◆ **TASK DIRECTIONS**
Find every line of the listing below where "right" appears, and copy it.

[DATA PROVIDED start]

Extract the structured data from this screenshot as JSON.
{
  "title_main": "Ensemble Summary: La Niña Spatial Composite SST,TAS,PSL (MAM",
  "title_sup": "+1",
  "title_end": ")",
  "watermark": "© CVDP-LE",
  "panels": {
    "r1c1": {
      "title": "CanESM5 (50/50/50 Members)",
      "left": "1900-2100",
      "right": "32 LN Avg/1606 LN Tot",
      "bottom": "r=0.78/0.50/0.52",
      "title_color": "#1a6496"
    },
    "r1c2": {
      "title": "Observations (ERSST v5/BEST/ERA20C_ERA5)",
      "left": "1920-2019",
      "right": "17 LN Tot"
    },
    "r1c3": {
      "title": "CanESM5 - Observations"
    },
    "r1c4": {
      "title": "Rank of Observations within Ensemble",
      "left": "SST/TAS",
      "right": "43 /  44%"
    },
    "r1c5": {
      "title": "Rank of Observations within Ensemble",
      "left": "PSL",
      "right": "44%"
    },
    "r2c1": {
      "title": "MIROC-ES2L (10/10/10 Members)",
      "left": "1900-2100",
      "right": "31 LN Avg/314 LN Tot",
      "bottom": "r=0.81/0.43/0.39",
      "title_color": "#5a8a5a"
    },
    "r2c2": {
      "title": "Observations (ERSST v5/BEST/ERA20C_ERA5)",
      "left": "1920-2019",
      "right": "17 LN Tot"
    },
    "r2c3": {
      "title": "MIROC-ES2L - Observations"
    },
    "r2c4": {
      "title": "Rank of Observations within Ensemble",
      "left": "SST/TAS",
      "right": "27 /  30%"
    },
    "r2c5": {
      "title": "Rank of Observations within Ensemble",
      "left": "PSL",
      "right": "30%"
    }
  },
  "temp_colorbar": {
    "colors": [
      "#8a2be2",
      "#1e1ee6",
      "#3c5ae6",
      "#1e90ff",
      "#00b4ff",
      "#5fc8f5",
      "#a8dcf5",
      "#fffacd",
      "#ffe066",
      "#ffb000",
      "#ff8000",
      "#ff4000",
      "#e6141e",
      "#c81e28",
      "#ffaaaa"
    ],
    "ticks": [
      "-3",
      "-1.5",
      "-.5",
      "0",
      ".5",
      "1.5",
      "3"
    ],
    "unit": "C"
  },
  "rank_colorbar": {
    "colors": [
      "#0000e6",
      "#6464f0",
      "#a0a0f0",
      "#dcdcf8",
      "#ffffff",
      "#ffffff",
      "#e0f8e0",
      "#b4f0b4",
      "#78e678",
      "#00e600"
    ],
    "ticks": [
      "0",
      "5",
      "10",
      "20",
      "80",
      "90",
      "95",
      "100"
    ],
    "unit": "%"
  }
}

[DATA PROVIDED end]
[DATA PROVIDED start]

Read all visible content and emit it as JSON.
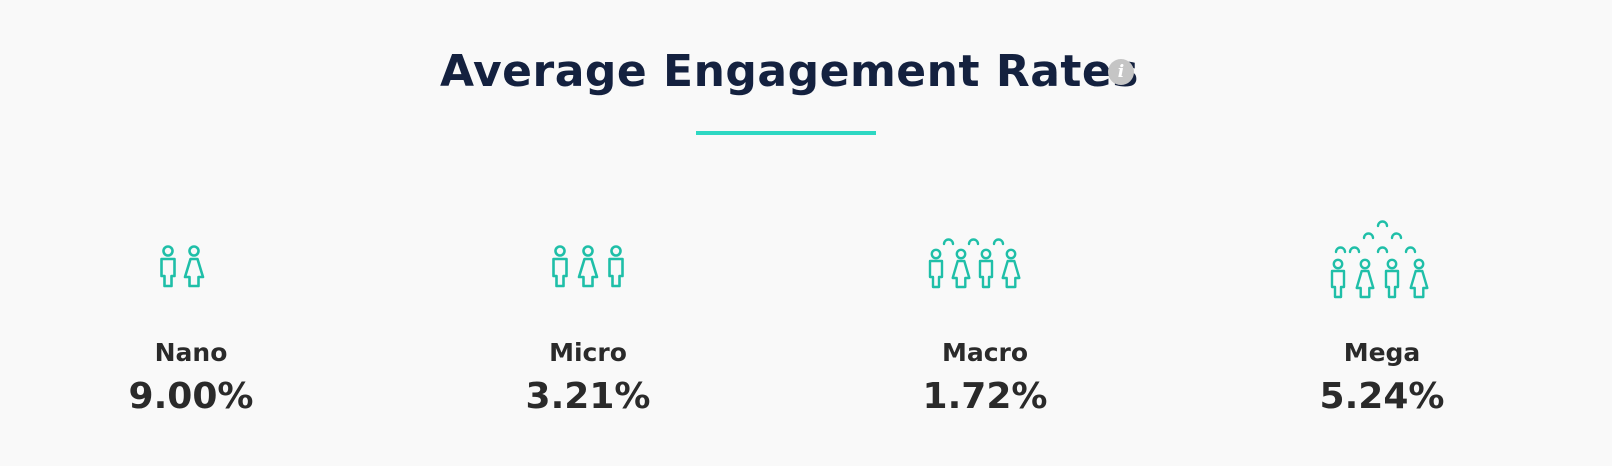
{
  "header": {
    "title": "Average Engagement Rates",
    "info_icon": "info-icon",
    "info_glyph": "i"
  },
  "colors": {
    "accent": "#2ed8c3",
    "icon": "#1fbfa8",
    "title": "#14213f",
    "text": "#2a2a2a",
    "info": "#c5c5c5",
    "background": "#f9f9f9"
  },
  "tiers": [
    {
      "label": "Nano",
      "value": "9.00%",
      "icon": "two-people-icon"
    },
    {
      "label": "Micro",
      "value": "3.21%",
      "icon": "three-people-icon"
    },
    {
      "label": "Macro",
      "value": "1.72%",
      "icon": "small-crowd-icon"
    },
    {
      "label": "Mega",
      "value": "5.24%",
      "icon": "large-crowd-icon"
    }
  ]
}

[DATA PROVIDED end]
[DATA PROVIDED start]

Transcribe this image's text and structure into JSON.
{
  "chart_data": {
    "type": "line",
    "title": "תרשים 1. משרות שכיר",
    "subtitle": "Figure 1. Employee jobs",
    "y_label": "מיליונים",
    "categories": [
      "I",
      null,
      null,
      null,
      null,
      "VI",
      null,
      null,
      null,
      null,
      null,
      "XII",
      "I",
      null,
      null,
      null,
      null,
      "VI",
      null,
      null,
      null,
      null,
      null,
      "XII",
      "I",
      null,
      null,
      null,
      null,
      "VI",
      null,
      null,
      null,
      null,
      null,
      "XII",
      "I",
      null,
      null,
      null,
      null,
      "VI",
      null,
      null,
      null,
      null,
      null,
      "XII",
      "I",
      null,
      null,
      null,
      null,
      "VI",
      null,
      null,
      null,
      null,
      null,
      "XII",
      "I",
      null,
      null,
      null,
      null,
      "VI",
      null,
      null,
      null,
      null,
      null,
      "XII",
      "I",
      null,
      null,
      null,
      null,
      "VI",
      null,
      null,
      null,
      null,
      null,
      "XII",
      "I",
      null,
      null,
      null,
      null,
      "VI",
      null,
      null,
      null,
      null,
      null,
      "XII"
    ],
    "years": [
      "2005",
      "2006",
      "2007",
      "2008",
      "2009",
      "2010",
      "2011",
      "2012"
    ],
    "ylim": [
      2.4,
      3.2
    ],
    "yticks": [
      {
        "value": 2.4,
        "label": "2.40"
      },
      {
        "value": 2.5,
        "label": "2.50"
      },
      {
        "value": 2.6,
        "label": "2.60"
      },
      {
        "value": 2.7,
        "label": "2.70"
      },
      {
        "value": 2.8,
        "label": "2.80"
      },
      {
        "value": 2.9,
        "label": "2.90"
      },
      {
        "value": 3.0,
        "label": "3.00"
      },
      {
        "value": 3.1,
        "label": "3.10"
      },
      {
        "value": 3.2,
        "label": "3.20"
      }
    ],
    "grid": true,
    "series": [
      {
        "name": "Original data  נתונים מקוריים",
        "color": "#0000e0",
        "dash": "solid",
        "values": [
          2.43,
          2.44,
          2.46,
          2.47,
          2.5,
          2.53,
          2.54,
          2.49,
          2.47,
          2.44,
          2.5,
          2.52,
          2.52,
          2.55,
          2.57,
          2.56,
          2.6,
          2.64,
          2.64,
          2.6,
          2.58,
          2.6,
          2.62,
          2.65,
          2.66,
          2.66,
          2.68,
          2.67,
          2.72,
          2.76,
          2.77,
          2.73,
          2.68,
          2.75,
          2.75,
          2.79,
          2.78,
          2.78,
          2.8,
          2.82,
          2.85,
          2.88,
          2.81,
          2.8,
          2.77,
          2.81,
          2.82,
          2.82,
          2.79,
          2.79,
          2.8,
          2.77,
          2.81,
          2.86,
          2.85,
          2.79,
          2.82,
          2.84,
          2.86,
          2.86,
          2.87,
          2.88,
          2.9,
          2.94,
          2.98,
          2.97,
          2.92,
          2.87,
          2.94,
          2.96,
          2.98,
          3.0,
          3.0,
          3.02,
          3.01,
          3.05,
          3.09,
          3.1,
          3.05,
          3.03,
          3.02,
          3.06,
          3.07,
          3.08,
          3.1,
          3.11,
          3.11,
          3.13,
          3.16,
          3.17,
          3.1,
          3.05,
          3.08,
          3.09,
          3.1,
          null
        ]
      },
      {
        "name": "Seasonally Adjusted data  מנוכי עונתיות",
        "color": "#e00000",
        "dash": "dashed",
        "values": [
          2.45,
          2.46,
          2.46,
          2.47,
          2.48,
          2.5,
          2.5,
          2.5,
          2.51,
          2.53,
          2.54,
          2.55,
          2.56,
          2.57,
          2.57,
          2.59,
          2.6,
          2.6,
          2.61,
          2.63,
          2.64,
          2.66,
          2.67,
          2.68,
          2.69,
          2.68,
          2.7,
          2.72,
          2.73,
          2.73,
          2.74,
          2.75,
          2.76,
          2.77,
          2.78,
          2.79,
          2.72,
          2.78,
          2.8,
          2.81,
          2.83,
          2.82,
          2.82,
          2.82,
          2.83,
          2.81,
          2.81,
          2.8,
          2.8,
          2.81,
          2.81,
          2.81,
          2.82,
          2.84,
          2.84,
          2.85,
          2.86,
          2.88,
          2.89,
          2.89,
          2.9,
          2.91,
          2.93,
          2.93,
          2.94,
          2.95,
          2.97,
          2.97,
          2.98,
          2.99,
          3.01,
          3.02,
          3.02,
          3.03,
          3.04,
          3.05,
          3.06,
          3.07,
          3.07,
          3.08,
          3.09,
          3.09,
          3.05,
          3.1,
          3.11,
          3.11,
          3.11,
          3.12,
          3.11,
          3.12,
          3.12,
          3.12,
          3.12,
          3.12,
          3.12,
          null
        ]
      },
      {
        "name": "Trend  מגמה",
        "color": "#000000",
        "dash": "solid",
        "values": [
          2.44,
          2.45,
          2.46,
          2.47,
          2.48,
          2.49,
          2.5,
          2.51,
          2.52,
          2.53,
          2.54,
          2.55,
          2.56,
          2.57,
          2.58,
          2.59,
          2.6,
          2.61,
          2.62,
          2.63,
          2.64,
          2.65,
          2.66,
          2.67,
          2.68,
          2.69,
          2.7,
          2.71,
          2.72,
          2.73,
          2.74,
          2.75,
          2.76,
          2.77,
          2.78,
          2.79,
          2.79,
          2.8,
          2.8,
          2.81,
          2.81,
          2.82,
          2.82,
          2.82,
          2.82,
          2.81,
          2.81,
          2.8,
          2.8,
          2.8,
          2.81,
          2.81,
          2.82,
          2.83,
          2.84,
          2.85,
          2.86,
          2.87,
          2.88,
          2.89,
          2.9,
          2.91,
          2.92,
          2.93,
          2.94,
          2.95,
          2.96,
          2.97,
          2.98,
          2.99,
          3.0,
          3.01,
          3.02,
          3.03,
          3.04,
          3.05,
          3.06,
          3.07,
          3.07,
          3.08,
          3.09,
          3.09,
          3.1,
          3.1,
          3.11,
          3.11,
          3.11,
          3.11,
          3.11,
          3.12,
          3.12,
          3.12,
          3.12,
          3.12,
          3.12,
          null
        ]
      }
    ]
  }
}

[DATA PROVIDED end]

◆ **THE ANSWER**
      "right": "32 LN Avg/1606 LN Tot",
      "right": "17 LN Tot"
      "right": "43 /  44%"
      "right": "44%"
      "right": "31 LN Avg/314 LN Tot",
      "right": "17 LN Tot"
      "right": "27 /  30%"
      "right": "30%"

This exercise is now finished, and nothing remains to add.